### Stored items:
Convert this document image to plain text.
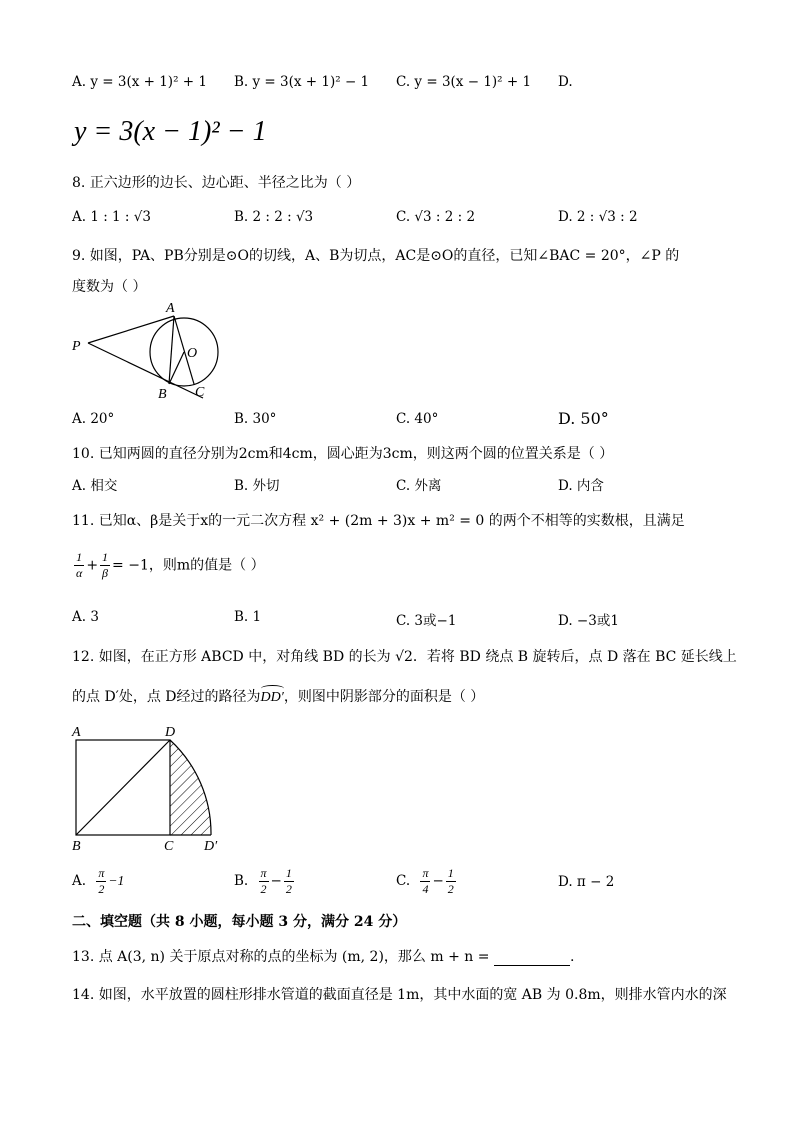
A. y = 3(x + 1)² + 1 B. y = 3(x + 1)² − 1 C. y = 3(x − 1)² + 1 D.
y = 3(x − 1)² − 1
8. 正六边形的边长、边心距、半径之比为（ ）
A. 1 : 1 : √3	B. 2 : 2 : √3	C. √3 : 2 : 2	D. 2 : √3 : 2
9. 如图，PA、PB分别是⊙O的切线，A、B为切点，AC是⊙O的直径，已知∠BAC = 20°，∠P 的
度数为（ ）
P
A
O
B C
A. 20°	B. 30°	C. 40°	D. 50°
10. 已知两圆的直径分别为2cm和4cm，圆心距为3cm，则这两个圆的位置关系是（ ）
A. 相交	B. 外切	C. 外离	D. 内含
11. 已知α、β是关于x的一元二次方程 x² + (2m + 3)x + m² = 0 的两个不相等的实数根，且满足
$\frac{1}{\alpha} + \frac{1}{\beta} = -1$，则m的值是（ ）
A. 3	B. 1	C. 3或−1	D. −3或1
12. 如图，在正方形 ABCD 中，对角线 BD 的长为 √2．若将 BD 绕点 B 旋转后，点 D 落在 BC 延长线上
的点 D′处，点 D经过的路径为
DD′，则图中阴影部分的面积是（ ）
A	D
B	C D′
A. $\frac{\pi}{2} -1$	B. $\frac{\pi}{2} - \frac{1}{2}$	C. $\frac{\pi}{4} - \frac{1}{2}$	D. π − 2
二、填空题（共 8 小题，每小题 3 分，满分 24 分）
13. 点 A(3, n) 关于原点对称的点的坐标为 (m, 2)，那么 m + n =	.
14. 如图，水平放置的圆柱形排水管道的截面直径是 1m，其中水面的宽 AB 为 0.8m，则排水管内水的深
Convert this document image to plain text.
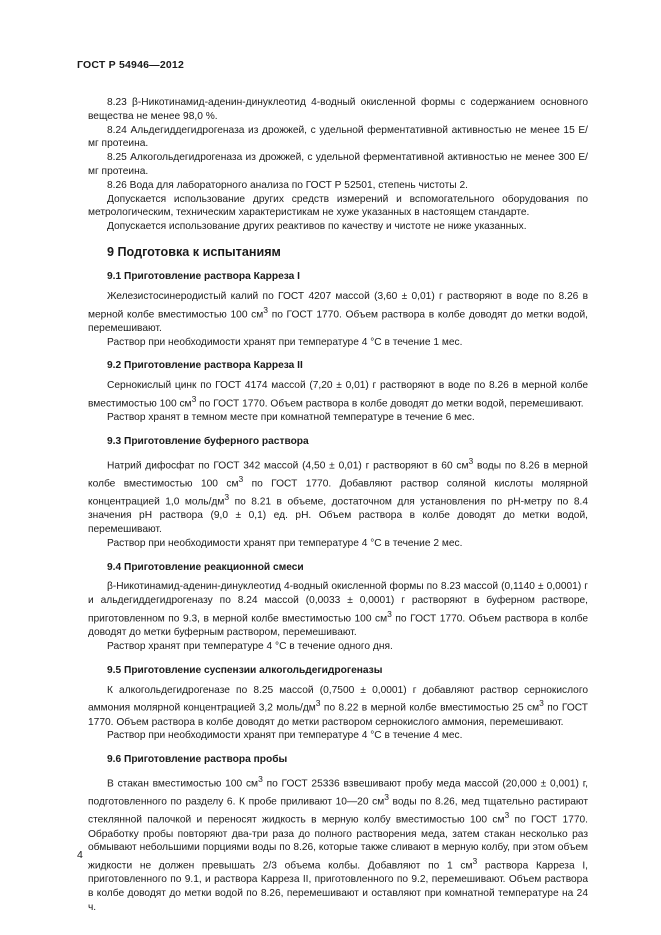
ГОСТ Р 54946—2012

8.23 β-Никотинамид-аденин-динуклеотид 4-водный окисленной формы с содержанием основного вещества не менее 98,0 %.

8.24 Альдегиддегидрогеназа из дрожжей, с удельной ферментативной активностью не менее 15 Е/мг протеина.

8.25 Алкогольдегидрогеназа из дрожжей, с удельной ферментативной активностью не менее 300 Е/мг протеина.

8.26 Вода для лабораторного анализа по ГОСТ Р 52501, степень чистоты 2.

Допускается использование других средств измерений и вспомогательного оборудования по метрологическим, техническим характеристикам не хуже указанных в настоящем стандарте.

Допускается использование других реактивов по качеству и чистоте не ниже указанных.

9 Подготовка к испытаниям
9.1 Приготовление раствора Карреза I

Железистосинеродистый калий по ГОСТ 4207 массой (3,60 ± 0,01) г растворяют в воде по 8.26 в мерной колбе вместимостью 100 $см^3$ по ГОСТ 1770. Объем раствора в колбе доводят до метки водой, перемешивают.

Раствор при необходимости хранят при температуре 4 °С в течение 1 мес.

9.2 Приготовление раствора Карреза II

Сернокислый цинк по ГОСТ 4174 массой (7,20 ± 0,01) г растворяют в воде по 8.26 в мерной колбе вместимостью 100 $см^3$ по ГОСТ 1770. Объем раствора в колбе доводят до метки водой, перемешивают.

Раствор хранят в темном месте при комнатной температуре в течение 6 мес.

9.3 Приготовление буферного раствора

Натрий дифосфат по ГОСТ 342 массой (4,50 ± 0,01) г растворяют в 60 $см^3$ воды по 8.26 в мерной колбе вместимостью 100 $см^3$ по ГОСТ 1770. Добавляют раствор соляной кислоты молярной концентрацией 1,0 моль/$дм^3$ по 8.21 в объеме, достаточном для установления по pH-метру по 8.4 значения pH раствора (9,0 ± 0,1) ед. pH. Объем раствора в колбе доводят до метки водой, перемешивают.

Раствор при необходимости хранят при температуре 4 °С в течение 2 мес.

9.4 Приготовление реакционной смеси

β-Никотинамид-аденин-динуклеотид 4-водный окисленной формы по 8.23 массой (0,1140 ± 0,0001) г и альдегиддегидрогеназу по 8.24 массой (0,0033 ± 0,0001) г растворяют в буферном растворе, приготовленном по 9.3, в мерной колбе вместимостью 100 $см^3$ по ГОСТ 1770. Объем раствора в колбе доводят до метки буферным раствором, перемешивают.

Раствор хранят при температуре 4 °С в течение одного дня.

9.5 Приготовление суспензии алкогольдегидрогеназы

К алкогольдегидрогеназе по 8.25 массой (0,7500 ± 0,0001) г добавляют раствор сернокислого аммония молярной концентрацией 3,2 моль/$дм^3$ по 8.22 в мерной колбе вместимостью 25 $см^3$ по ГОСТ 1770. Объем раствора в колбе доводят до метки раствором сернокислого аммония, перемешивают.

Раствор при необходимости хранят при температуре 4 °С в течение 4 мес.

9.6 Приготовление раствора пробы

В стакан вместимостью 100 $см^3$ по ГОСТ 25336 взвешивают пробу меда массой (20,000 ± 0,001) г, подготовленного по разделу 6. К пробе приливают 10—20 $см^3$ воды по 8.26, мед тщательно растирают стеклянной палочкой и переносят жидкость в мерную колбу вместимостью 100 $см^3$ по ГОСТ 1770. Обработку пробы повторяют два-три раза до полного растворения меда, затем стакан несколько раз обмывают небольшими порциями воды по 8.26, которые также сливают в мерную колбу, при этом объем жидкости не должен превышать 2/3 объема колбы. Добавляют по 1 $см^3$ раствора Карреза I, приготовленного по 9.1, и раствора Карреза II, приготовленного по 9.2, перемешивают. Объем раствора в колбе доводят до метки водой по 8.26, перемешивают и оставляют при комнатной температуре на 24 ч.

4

### PROBLEM STATEMENT:
Could you repeat all of the material exactly? Pictures should not be copied.

### ANSWER TO THE TASK:
Convert this document image to plain text.
A. y = 3(x + 1)² + 1 B. y = 3(x + 1)² − 1 C. y = 3(x − 1)² + 1 D.
y = 3(x − 1)² − 1
8. 正六边形的边长、边心距、半径之比为（ ）
A. 1 : 1 : √3	B. 2 : 2 : √3	C. √3 : 2 : 2	D. 2 : √3 : 2
9. 如图，PA、PB分别是⊙O的切线，A、B为切点，AC是⊙O的直径，已知∠BAC = 20°，∠P 的
度数为（ ）
P
A
O
B C
A. 20°	B. 30°	C. 40°	D. 50°
10. 已知两圆的直径分别为2cm和4cm，圆心距为3cm，则这两个圆的位置关系是（ ）
A. 相交	B. 外切	C. 外离	D. 内含
11. 已知α、β是关于x的一元二次方程 x² + (2m + 3)x + m² = 0 的两个不相等的实数根，且满足
$\frac{1}{\alpha} + \frac{1}{\beta} = -1$，则m的值是（ ）
A. 3	B. 1	C. 3或−1	D. −3或1
12. 如图，在正方形 ABCD 中，对角线 BD 的长为 √2．若将 BD 绕点 B 旋转后，点 D 落在 BC 延长线上
的点 D′处，点 D经过的路径为
DD′，则图中阴影部分的面积是（ ）
A	D
B	C D′
A. $\frac{\pi}{2} -1$	B. $\frac{\pi}{2} - \frac{1}{2}$	C. $\frac{\pi}{4} - \frac{1}{2}$	D. π − 2
二、填空题（共 8 小题，每小题 3 分，满分 24 分）
13. 点 A(3, n) 关于原点对称的点的坐标为 (m, 2)，那么 m + n =	.
14. 如图，水平放置的圆柱形排水管道的截面直径是 1m，其中水面的宽 AB 为 0.8m，则排水管内水的深
Convert this document image to plain text.
ГОСТ Р 54946—2012

8.23 β-Никотинамид-аденин-динуклеотид 4-водный окисленной формы с содержанием основного вещества не менее 98,0 %.

8.24 Альдегиддегидрогеназа из дрожжей, с удельной ферментативной активностью не менее 15 Е/мг протеина.

8.25 Алкогольдегидрогеназа из дрожжей, с удельной ферментативной активностью не менее 300 Е/мг протеина.

8.26 Вода для лабораторного анализа по ГОСТ Р 52501, степень чистоты 2.

Допускается использование других средств измерений и вспомогательного оборудования по метрологическим, техническим характеристикам не хуже указанных в настоящем стандарте.

Допускается использование других реактивов по качеству и чистоте не ниже указанных.

9 Подготовка к испытаниям
9.1 Приготовление раствора Карреза I

Железистосинеродистый калий по ГОСТ 4207 массой (3,60 ± 0,01) г растворяют в воде по 8.26 в мерной колбе вместимостью 100 $см^3$ по ГОСТ 1770. Объем раствора в колбе доводят до метки водой, перемешивают.

Раствор при необходимости хранят при температуре 4 °С в течение 1 мес.

9.2 Приготовление раствора Карреза II

Сернокислый цинк по ГОСТ 4174 массой (7,20 ± 0,01) г растворяют в воде по 8.26 в мерной колбе вместимостью 100 $см^3$ по ГОСТ 1770. Объем раствора в колбе доводят до метки водой, перемешивают.

Раствор хранят в темном месте при комнатной температуре в течение 6 мес.

9.3 Приготовление буферного раствора

Натрий дифосфат по ГОСТ 342 массой (4,50 ± 0,01) г растворяют в 60 $см^3$ воды по 8.26 в мерной колбе вместимостью 100 $см^3$ по ГОСТ 1770. Добавляют раствор соляной кислоты молярной концентрацией 1,0 моль/$дм^3$ по 8.21 в объеме, достаточном для установления по pH-метру по 8.4 значения pH раствора (9,0 ± 0,1) ед. pH. Объем раствора в колбе доводят до метки водой, перемешивают.

Раствор при необходимости хранят при температуре 4 °С в течение 2 мес.

9.4 Приготовление реакционной смеси

β-Никотинамид-аденин-динуклеотид 4-водный окисленной формы по 8.23 массой (0,1140 ± 0,0001) г и альдегиддегидрогеназу по 8.24 массой (0,0033 ± 0,0001) г растворяют в буферном растворе, приготовленном по 9.3, в мерной колбе вместимостью 100 $см^3$ по ГОСТ 1770. Объем раствора в колбе доводят до метки буферным раствором, перемешивают.

Раствор хранят при температуре 4 °С в течение одного дня.

9.5 Приготовление суспензии алкогольдегидрогеназы

К алкогольдегидрогеназе по 8.25 массой (0,7500 ± 0,0001) г добавляют раствор сернокислого аммония молярной концентрацией 3,2 моль/$дм^3$ по 8.22 в мерной колбе вместимостью 25 $см^3$ по ГОСТ 1770. Объем раствора в колбе доводят до метки раствором сернокислого аммония, перемешивают.

Раствор при необходимости хранят при температуре 4 °С в течение 4 мес.

9.6 Приготовление раствора пробы

В стакан вместимостью 100 $см^3$ по ГОСТ 25336 взвешивают пробу меда массой (20,000 ± 0,001) г, подготовленного по разделу 6. К пробе приливают 10—20 $см^3$ воды по 8.26, мед тщательно растирают стеклянной палочкой и переносят жидкость в мерную колбу вместимостью 100 $см^3$ по ГОСТ 1770. Обработку пробы повторяют два-три раза до полного растворения меда, затем стакан несколько раз обмывают небольшими порциями воды по 8.26, которые также сливают в мерную колбу, при этом объем жидкости не должен превышать 2/3 объема колбы. Добавляют по 1 $см^3$ раствора Карреза I, приготовленного по 9.1, и раствора Карреза II, приготовленного по 9.2, перемешивают. Объем раствора в колбе доводят до метки водой по 8.26, перемешивают и оставляют при комнатной температуре на 24 ч.

4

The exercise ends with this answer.